Instructions to follow:
Read the records and write them out again exactly.

### Stored records

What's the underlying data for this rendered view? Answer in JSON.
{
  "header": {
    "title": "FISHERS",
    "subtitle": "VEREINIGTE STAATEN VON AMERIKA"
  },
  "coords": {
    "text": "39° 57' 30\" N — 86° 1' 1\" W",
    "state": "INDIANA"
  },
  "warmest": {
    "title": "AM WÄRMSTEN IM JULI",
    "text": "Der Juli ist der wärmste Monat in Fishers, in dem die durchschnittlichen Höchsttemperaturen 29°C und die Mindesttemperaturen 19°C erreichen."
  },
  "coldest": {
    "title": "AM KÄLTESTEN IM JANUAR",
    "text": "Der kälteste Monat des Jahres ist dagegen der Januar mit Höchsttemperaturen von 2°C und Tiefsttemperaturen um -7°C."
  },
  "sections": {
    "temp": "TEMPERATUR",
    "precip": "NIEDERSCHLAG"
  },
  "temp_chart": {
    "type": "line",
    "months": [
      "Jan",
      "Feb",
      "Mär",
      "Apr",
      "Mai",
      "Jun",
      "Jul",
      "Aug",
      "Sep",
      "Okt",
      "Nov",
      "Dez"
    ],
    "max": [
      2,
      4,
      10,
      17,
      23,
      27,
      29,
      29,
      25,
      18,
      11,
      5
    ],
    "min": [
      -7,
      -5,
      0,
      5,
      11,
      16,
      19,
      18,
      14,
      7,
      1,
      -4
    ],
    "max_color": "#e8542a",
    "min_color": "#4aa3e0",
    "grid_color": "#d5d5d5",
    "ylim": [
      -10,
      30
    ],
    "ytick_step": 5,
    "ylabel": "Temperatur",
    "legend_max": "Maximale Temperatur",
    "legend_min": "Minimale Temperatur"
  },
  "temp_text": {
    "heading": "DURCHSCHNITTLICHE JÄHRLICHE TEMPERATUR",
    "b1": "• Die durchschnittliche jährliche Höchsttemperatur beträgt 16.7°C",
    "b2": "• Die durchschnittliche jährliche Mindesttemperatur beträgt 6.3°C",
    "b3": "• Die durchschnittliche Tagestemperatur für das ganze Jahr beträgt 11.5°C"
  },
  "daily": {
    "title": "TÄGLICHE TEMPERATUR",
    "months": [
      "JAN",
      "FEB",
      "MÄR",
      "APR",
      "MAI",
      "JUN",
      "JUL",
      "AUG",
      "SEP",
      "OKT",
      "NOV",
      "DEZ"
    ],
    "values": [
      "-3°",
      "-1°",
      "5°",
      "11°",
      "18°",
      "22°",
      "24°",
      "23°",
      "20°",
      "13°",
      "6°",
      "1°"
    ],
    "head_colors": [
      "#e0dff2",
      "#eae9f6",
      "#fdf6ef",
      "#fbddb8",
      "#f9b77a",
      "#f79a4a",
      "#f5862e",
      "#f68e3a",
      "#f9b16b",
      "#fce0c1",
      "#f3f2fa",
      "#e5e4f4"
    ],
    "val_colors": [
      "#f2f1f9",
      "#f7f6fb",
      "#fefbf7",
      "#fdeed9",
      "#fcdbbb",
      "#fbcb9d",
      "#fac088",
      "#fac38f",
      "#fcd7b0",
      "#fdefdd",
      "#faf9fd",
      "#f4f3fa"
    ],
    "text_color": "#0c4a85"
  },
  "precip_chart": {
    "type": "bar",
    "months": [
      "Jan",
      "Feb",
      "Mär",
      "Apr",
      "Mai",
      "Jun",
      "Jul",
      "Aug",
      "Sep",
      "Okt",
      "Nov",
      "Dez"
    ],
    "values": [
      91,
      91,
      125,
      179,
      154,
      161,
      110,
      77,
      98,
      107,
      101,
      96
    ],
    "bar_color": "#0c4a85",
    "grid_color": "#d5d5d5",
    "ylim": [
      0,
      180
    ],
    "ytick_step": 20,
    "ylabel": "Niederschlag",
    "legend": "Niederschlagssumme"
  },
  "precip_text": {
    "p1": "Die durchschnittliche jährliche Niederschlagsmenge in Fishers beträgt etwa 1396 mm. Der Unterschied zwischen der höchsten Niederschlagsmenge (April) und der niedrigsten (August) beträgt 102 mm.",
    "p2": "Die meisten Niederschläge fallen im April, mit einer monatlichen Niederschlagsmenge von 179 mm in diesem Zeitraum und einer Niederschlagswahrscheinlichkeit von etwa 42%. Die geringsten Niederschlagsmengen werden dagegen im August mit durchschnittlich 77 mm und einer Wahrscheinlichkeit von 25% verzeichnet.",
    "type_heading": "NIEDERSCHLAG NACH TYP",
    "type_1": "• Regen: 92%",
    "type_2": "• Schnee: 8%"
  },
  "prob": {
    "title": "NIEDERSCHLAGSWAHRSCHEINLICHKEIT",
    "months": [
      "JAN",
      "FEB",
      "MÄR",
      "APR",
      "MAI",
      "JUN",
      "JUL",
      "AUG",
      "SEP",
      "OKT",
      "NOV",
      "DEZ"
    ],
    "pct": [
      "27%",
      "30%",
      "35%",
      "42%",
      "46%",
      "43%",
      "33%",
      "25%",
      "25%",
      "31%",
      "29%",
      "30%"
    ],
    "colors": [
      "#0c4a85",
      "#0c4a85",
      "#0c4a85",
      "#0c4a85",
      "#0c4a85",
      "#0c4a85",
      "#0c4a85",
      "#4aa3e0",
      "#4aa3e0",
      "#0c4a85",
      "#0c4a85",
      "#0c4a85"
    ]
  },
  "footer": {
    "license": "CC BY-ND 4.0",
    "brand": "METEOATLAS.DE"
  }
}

######

The response:
What's the underlying data for this rendered view? Answer in JSON.
{
  "header": {
    "title": "FISHERS",
    "subtitle": "VEREINIGTE STAATEN VON AMERIKA"
  },
  "coords": {
    "text": "39° 57' 30\" N — 86° 1' 1\" W",
    "state": "INDIANA"
  },
  "warmest": {
    "title": "AM WÄRMSTEN IM JULI",
    "text": "Der Juli ist der wärmste Monat in Fishers, in dem die durchschnittlichen Höchsttemperaturen 29°C und die Mindesttemperaturen 19°C erreichen."
  },
  "coldest": {
    "title": "AM KÄLTESTEN IM JANUAR",
    "text": "Der kälteste Monat des Jahres ist dagegen der Januar mit Höchsttemperaturen von 2°C und Tiefsttemperaturen um -7°C."
  },
  "sections": {
    "temp": "TEMPERATUR",
    "precip": "NIEDERSCHLAG"
  },
  "temp_chart": {
    "type": "line",
    "months": [
      "Jan",
      "Feb",
      "Mär",
      "Apr",
      "Mai",
      "Jun",
      "Jul",
      "Aug",
      "Sep",
      "Okt",
      "Nov",
      "Dez"
    ],
    "max": [
      2,
      4,
      10,
      17,
      23,
      27,
      29,
      29,
      25,
      18,
      11,
      5
    ],
    "min": [
      -7,
      -5,
      0,
      5,
      11,
      16,
      19,
      18,
      14,
      7,
      1,
      -4
    ],
    "max_color": "#e8542a",
    "min_color": "#4aa3e0",
    "grid_color": "#d5d5d5",
    "ylim": [
      -10,
      30
    ],
    "ytick_step": 5,
    "ylabel": "Temperatur",
    "legend_max": "Maximale Temperatur",
    "legend_min": "Minimale Temperatur"
  },
  "temp_text": {
    "heading": "DURCHSCHNITTLICHE JÄHRLICHE TEMPERATUR",
    "b1": "• Die durchschnittliche jährliche Höchsttemperatur beträgt 16.7°C",
    "b2": "• Die durchschnittliche jährliche Mindesttemperatur beträgt 6.3°C",
    "b3": "• Die durchschnittliche Tagestemperatur für das ganze Jahr beträgt 11.5°C"
  },
  "daily": {
    "title": "TÄGLICHE TEMPERATUR",
    "months": [
      "JAN",
      "FEB",
      "MÄR",
      "APR",
      "MAI",
      "JUN",
      "JUL",
      "AUG",
      "SEP",
      "OKT",
      "NOV",
      "DEZ"
    ],
    "values": [
      "-3°",
      "-1°",
      "5°",
      "11°",
      "18°",
      "22°",
      "24°",
      "23°",
      "20°",
      "13°",
      "6°",
      "1°"
    ],
    "head_colors": [
      "#e0dff2",
      "#eae9f6",
      "#fdf6ef",
      "#fbddb8",
      "#f9b77a",
      "#f79a4a",
      "#f5862e",
      "#f68e3a",
      "#f9b16b",
      "#fce0c1",
      "#f3f2fa",
      "#e5e4f4"
    ],
    "val_colors": [
      "#f2f1f9",
      "#f7f6fb",
      "#fefbf7",
      "#fdeed9",
      "#fcdbbb",
      "#fbcb9d",
      "#fac088",
      "#fac38f",
      "#fcd7b0",
      "#fdefdd",
      "#faf9fd",
      "#f4f3fa"
    ],
    "text_color": "#0c4a85"
  },
  "precip_chart": {
    "type": "bar",
    "months": [
      "Jan",
      "Feb",
      "Mär",
      "Apr",
      "Mai",
      "Jun",
      "Jul",
      "Aug",
      "Sep",
      "Okt",
      "Nov",
      "Dez"
    ],
    "values": [
      91,
      91,
      125,
      179,
      154,
      161,
      110,
      77,
      98,
      107,
      101,
      96
    ],
    "bar_color": "#0c4a85",
    "grid_color": "#d5d5d5",
    "ylim": [
      0,
      180
    ],
    "ytick_step": 20,
    "ylabel": "Niederschlag",
    "legend": "Niederschlagssumme"
  },
  "precip_text": {
    "p1": "Die durchschnittliche jährliche Niederschlagsmenge in Fishers beträgt etwa 1396 mm. Der Unterschied zwischen der höchsten Niederschlagsmenge (April) und der niedrigsten (August) beträgt 102 mm.",
    "p2": "Die meisten Niederschläge fallen im April, mit einer monatlichen Niederschlagsmenge von 179 mm in diesem Zeitraum und einer Niederschlagswahrscheinlichkeit von etwa 42%. Die geringsten Niederschlagsmengen werden dagegen im August mit durchschnittlich 77 mm und einer Wahrscheinlichkeit von 25% verzeichnet.",
    "type_heading": "NIEDERSCHLAG NACH TYP",
    "type_1": "• Regen: 92%",
    "type_2": "• Schnee: 8%"
  },
  "prob": {
    "title": "NIEDERSCHLAGSWAHRSCHEINLICHKEIT",
    "months": [
      "JAN",
      "FEB",
      "MÄR",
      "APR",
      "MAI",
      "JUN",
      "JUL",
      "AUG",
      "SEP",
      "OKT",
      "NOV",
      "DEZ"
    ],
    "pct": [
      "27%",
      "30%",
      "35%",
      "42%",
      "46%",
      "43%",
      "33%",
      "25%",
      "25%",
      "31%",
      "29%",
      "30%"
    ],
    "colors": [
      "#0c4a85",
      "#0c4a85",
      "#0c4a85",
      "#0c4a85",
      "#0c4a85",
      "#0c4a85",
      "#0c4a85",
      "#4aa3e0",
      "#4aa3e0",
      "#0c4a85",
      "#0c4a85",
      "#0c4a85"
    ]
  },
  "footer": {
    "license": "CC BY-ND 4.0",
    "brand": "METEOATLAS.DE"
  }
}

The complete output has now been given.